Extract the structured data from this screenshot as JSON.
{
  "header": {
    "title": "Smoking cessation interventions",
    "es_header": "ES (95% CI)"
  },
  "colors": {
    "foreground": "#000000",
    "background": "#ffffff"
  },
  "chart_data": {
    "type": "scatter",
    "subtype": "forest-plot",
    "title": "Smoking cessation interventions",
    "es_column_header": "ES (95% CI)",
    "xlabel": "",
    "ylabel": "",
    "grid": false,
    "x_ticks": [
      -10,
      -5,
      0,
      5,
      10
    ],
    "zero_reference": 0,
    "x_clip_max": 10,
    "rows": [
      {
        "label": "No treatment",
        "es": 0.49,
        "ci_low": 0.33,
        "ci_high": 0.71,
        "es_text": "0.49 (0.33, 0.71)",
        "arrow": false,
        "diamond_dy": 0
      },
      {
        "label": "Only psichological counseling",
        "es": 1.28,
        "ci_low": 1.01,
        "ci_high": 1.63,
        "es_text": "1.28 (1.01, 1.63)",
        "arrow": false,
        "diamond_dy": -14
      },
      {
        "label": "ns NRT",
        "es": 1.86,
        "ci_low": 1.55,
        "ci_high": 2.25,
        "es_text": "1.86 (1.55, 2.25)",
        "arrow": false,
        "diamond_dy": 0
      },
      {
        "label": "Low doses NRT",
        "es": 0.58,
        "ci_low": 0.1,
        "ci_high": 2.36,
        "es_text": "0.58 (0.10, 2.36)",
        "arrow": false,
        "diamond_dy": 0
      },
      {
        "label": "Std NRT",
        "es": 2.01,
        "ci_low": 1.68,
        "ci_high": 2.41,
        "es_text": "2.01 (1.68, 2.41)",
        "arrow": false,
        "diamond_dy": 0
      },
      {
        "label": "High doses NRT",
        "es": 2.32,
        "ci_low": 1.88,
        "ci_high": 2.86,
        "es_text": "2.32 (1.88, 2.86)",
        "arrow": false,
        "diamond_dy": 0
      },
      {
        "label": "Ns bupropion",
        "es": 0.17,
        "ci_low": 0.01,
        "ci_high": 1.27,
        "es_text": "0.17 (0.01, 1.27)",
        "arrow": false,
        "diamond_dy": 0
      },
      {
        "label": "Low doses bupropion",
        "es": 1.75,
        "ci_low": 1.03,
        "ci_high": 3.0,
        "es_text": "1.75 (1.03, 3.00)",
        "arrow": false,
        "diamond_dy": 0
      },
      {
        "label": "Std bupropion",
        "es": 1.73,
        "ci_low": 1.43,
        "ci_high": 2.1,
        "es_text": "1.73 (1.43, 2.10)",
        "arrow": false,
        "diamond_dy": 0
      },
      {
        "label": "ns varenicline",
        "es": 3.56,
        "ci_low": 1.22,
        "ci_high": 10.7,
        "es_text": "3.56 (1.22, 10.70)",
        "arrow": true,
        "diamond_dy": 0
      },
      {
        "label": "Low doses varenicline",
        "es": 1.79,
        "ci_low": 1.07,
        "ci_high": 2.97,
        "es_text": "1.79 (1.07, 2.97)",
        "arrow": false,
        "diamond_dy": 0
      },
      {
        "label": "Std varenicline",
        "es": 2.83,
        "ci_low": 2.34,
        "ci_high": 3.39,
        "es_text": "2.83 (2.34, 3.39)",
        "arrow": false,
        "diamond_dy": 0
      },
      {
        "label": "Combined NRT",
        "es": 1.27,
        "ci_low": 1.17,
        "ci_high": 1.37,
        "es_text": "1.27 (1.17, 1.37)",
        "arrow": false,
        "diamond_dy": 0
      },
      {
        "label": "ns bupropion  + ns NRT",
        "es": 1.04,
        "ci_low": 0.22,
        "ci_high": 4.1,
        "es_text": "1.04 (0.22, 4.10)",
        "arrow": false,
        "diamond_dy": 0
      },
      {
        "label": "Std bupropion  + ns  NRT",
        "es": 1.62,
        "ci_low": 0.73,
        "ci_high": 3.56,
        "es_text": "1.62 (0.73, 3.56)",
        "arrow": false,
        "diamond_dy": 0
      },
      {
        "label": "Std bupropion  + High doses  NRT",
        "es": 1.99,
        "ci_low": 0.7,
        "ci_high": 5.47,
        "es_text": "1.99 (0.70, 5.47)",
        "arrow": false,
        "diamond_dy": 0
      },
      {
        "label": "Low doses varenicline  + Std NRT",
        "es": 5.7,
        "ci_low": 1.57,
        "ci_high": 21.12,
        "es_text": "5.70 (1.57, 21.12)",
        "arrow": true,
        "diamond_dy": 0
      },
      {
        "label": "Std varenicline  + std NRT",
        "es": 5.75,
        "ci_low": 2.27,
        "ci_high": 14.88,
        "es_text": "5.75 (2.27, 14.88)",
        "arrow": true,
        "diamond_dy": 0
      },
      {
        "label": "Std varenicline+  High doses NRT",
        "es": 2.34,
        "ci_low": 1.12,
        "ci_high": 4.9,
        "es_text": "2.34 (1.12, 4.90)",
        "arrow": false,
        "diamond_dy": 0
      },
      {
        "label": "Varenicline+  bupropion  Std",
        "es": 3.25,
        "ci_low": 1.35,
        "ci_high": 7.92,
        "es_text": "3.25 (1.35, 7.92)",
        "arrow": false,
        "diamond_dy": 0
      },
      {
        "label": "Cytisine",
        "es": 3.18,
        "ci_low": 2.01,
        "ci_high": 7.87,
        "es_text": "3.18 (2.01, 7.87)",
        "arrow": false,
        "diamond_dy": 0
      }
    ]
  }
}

(OBJECTIVE) Return all of the entries exactly as they were supplied.

(SOLUTION TO THIS PROBLEM)
Extract the structured data from this screenshot as JSON.
{
  "header": {
    "title": "Smoking cessation interventions",
    "es_header": "ES (95% CI)"
  },
  "colors": {
    "foreground": "#000000",
    "background": "#ffffff"
  },
  "chart_data": {
    "type": "scatter",
    "subtype": "forest-plot",
    "title": "Smoking cessation interventions",
    "es_column_header": "ES (95% CI)",
    "xlabel": "",
    "ylabel": "",
    "grid": false,
    "x_ticks": [
      -10,
      -5,
      0,
      5,
      10
    ],
    "zero_reference": 0,
    "x_clip_max": 10,
    "rows": [
      {
        "label": "No treatment",
        "es": 0.49,
        "ci_low": 0.33,
        "ci_high": 0.71,
        "es_text": "0.49 (0.33, 0.71)",
        "arrow": false,
        "diamond_dy": 0
      },
      {
        "label": "Only psichological counseling",
        "es": 1.28,
        "ci_low": 1.01,
        "ci_high": 1.63,
        "es_text": "1.28 (1.01, 1.63)",
        "arrow": false,
        "diamond_dy": -14
      },
      {
        "label": "ns NRT",
        "es": 1.86,
        "ci_low": 1.55,
        "ci_high": 2.25,
        "es_text": "1.86 (1.55, 2.25)",
        "arrow": false,
        "diamond_dy": 0
      },
      {
        "label": "Low doses NRT",
        "es": 0.58,
        "ci_low": 0.1,
        "ci_high": 2.36,
        "es_text": "0.58 (0.10, 2.36)",
        "arrow": false,
        "diamond_dy": 0
      },
      {
        "label": "Std NRT",
        "es": 2.01,
        "ci_low": 1.68,
        "ci_high": 2.41,
        "es_text": "2.01 (1.68, 2.41)",
        "arrow": false,
        "diamond_dy": 0
      },
      {
        "label": "High doses NRT",
        "es": 2.32,
        "ci_low": 1.88,
        "ci_high": 2.86,
        "es_text": "2.32 (1.88, 2.86)",
        "arrow": false,
        "diamond_dy": 0
      },
      {
        "label": "Ns bupropion",
        "es": 0.17,
        "ci_low": 0.01,
        "ci_high": 1.27,
        "es_text": "0.17 (0.01, 1.27)",
        "arrow": false,
        "diamond_dy": 0
      },
      {
        "label": "Low doses bupropion",
        "es": 1.75,
        "ci_low": 1.03,
        "ci_high": 3.0,
        "es_text": "1.75 (1.03, 3.00)",
        "arrow": false,
        "diamond_dy": 0
      },
      {
        "label": "Std bupropion",
        "es": 1.73,
        "ci_low": 1.43,
        "ci_high": 2.1,
        "es_text": "1.73 (1.43, 2.10)",
        "arrow": false,
        "diamond_dy": 0
      },
      {
        "label": "ns varenicline",
        "es": 3.56,
        "ci_low": 1.22,
        "ci_high": 10.7,
        "es_text": "3.56 (1.22, 10.70)",
        "arrow": true,
        "diamond_dy": 0
      },
      {
        "label": "Low doses varenicline",
        "es": 1.79,
        "ci_low": 1.07,
        "ci_high": 2.97,
        "es_text": "1.79 (1.07, 2.97)",
        "arrow": false,
        "diamond_dy": 0
      },
      {
        "label": "Std varenicline",
        "es": 2.83,
        "ci_low": 2.34,
        "ci_high": 3.39,
        "es_text": "2.83 (2.34, 3.39)",
        "arrow": false,
        "diamond_dy": 0
      },
      {
        "label": "Combined NRT",
        "es": 1.27,
        "ci_low": 1.17,
        "ci_high": 1.37,
        "es_text": "1.27 (1.17, 1.37)",
        "arrow": false,
        "diamond_dy": 0
      },
      {
        "label": "ns bupropion  + ns NRT",
        "es": 1.04,
        "ci_low": 0.22,
        "ci_high": 4.1,
        "es_text": "1.04 (0.22, 4.10)",
        "arrow": false,
        "diamond_dy": 0
      },
      {
        "label": "Std bupropion  + ns  NRT",
        "es": 1.62,
        "ci_low": 0.73,
        "ci_high": 3.56,
        "es_text": "1.62 (0.73, 3.56)",
        "arrow": false,
        "diamond_dy": 0
      },
      {
        "label": "Std bupropion  + High doses  NRT",
        "es": 1.99,
        "ci_low": 0.7,
        "ci_high": 5.47,
        "es_text": "1.99 (0.70, 5.47)",
        "arrow": false,
        "diamond_dy": 0
      },
      {
        "label": "Low doses varenicline  + Std NRT",
        "es": 5.7,
        "ci_low": 1.57,
        "ci_high": 21.12,
        "es_text": "5.70 (1.57, 21.12)",
        "arrow": true,
        "diamond_dy": 0
      },
      {
        "label": "Std varenicline  + std NRT",
        "es": 5.75,
        "ci_low": 2.27,
        "ci_high": 14.88,
        "es_text": "5.75 (2.27, 14.88)",
        "arrow": true,
        "diamond_dy": 0
      },
      {
        "label": "Std varenicline+  High doses NRT",
        "es": 2.34,
        "ci_low": 1.12,
        "ci_high": 4.9,
        "es_text": "2.34 (1.12, 4.90)",
        "arrow": false,
        "diamond_dy": 0
      },
      {
        "label": "Varenicline+  bupropion  Std",
        "es": 3.25,
        "ci_low": 1.35,
        "ci_high": 7.92,
        "es_text": "3.25 (1.35, 7.92)",
        "arrow": false,
        "diamond_dy": 0
      },
      {
        "label": "Cytisine",
        "es": 3.18,
        "ci_low": 2.01,
        "ci_high": 7.87,
        "es_text": "3.18 (2.01, 7.87)",
        "arrow": false,
        "diamond_dy": 0
      }
    ]
  }
}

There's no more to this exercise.